> [Problem description]:
Do not copy the pictures; transcribe all other material exactly.

[Extracted data entries]
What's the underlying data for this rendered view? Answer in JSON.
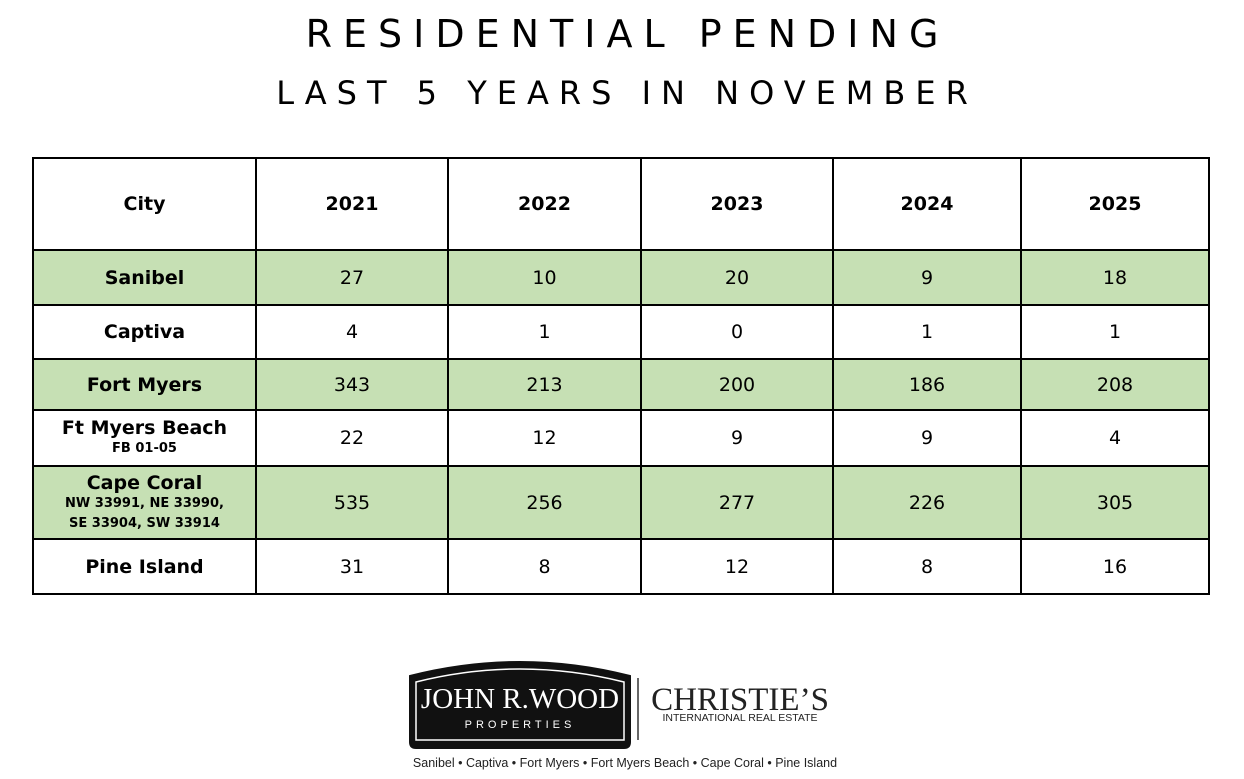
{
  "header": {
    "title": "RESIDENTIAL PENDING",
    "subtitle": "LAST 5 YEARS IN NOVEMBER"
  },
  "table": {
    "columns": [
      "City",
      "2021",
      "2022",
      "2023",
      "2024",
      "2025"
    ],
    "rows": [
      {
        "city": "Sanibel",
        "values": [
          27,
          10,
          20,
          9,
          18
        ]
      },
      {
        "city": "Captiva",
        "values": [
          4,
          1,
          0,
          1,
          1
        ]
      },
      {
        "city": "Fort Myers",
        "values": [
          343,
          213,
          200,
          186,
          208
        ]
      },
      {
        "city": "Ft Myers Beach",
        "note": [
          "FB 01-05"
        ],
        "values": [
          22,
          12,
          9,
          9,
          4
        ]
      },
      {
        "city": "Cape Coral",
        "note": [
          "NW 33991, NE 33990,",
          "SE 33904, SW 33914"
        ],
        "values": [
          535,
          256,
          277,
          226,
          305
        ]
      },
      {
        "city": "Pine Island",
        "values": [
          31,
          8,
          12,
          8,
          16
        ]
      }
    ]
  },
  "footer": {
    "brand": "JOHN R.WOOD",
    "brand_sub": "PROPERTIES",
    "partner": "CHRISTIE’S",
    "partner_sub": "INTERNATIONAL REAL ESTATE",
    "tagline": "Sanibel • Captiva • Fort Myers • Fort Myers Beach • Cape Coral • Pine Island"
  }
}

> [Answer to this task]:
What's the underlying data for this rendered view? Answer in JSON.
{
  "header": {
    "title": "RESIDENTIAL PENDING",
    "subtitle": "LAST 5 YEARS IN NOVEMBER"
  },
  "table": {
    "columns": [
      "City",
      "2021",
      "2022",
      "2023",
      "2024",
      "2025"
    ],
    "rows": [
      {
        "city": "Sanibel",
        "values": [
          27,
          10,
          20,
          9,
          18
        ]
      },
      {
        "city": "Captiva",
        "values": [
          4,
          1,
          0,
          1,
          1
        ]
      },
      {
        "city": "Fort Myers",
        "values": [
          343,
          213,
          200,
          186,
          208
        ]
      },
      {
        "city": "Ft Myers Beach",
        "note": [
          "FB 01-05"
        ],
        "values": [
          22,
          12,
          9,
          9,
          4
        ]
      },
      {
        "city": "Cape Coral",
        "note": [
          "NW 33991, NE 33990,",
          "SE 33904, SW 33914"
        ],
        "values": [
          535,
          256,
          277,
          226,
          305
        ]
      },
      {
        "city": "Pine Island",
        "values": [
          31,
          8,
          12,
          8,
          16
        ]
      }
    ]
  },
  "footer": {
    "brand": "JOHN R.WOOD",
    "brand_sub": "PROPERTIES",
    "partner": "CHRISTIE’S",
    "partner_sub": "INTERNATIONAL REAL ESTATE",
    "tagline": "Sanibel • Captiva • Fort Myers • Fort Myers Beach • Cape Coral • Pine Island"
  }
}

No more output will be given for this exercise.